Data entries

════════

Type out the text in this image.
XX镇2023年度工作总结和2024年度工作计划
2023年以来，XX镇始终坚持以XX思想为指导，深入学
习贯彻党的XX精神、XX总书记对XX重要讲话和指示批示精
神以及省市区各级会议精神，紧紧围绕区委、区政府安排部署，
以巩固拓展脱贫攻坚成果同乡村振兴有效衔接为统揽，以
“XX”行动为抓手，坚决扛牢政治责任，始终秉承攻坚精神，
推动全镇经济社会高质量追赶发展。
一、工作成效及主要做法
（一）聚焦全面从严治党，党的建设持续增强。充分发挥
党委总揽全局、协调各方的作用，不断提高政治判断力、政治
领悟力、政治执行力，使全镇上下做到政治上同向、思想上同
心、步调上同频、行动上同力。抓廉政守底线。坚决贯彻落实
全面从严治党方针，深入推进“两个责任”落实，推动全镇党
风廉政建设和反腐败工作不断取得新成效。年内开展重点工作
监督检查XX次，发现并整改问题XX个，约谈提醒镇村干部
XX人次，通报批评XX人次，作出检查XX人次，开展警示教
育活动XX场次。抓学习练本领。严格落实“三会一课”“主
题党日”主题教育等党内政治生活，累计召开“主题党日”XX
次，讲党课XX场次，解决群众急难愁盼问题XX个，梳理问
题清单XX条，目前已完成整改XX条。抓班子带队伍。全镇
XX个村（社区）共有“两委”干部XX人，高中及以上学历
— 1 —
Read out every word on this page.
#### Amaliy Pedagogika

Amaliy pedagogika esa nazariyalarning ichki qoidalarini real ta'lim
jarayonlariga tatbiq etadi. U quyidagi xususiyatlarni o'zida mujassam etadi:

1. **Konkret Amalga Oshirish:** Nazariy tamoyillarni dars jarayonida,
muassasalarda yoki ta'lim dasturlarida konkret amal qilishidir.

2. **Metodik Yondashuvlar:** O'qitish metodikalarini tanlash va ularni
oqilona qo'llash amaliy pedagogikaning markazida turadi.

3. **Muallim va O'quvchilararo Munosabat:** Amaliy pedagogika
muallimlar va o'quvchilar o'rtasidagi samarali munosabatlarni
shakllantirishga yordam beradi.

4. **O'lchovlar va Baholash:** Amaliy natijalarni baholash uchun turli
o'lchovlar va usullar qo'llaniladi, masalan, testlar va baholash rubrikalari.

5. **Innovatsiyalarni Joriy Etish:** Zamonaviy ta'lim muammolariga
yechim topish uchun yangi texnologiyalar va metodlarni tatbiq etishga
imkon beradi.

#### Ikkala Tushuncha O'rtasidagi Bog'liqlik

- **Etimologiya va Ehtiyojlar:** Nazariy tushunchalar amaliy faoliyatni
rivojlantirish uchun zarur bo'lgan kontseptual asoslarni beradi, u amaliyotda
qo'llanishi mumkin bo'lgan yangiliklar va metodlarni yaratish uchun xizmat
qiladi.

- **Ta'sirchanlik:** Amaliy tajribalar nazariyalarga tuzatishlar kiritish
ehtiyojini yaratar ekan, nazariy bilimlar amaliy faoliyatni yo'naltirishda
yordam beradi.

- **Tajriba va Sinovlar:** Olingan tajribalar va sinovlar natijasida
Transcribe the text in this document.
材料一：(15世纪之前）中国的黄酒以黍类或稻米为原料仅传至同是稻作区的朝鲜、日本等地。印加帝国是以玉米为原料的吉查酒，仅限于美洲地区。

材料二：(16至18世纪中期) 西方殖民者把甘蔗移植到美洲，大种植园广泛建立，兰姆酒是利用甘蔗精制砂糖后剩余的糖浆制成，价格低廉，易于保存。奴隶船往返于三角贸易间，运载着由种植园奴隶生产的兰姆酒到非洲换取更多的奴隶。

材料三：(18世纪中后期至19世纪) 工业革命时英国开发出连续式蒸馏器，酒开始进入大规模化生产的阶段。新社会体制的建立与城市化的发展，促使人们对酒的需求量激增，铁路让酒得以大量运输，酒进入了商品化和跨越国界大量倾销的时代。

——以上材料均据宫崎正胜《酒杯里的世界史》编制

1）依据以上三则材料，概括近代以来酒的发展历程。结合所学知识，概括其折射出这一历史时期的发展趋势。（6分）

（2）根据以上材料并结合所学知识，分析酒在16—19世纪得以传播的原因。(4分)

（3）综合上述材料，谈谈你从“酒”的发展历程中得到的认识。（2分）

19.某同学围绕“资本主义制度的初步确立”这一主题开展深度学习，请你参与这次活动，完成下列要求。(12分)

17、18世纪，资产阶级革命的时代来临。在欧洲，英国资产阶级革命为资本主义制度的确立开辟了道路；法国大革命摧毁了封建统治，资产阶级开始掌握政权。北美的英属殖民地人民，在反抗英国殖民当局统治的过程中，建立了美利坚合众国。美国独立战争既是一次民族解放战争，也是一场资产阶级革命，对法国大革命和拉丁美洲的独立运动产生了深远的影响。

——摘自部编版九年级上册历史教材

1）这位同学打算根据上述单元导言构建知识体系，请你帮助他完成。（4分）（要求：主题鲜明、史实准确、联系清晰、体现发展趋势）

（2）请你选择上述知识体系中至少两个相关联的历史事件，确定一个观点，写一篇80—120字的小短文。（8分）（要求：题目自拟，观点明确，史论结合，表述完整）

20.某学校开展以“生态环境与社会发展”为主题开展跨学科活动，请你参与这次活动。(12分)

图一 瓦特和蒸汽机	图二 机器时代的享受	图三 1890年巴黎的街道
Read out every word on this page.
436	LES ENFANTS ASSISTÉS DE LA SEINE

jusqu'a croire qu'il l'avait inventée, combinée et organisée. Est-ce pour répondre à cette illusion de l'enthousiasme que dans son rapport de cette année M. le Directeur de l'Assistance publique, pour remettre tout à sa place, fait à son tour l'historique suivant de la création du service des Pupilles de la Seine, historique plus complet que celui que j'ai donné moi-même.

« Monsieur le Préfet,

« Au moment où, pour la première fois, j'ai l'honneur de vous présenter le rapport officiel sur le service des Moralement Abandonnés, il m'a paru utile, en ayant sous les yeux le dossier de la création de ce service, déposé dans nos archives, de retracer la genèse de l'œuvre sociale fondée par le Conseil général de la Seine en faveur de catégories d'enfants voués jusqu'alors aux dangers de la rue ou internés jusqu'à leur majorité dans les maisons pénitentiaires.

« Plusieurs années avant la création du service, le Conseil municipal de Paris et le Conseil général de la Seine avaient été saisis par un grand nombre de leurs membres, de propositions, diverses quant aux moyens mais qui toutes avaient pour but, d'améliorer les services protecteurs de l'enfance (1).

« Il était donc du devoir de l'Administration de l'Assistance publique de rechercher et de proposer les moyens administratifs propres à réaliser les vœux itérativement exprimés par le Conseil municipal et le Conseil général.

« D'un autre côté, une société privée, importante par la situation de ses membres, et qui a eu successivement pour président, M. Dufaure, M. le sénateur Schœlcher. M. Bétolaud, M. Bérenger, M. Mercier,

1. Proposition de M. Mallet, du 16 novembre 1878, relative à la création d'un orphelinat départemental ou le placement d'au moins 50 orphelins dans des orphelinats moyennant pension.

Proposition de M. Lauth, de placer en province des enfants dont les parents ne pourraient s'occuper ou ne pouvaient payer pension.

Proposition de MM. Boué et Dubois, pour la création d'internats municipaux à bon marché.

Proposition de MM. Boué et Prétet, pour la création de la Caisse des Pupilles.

════════

YOUR INSTRUCTIONS
Track down the lines that include the word "faoliyatni" and copy them.

TASK RESPONSE
- **Etimologiya va Ehtiyojlar:** Nazariy tushunchalar amaliy faoliyatni
ehtiyojini yaratar ekan, nazariy bilimlar amaliy faoliyatni yo'naltirishda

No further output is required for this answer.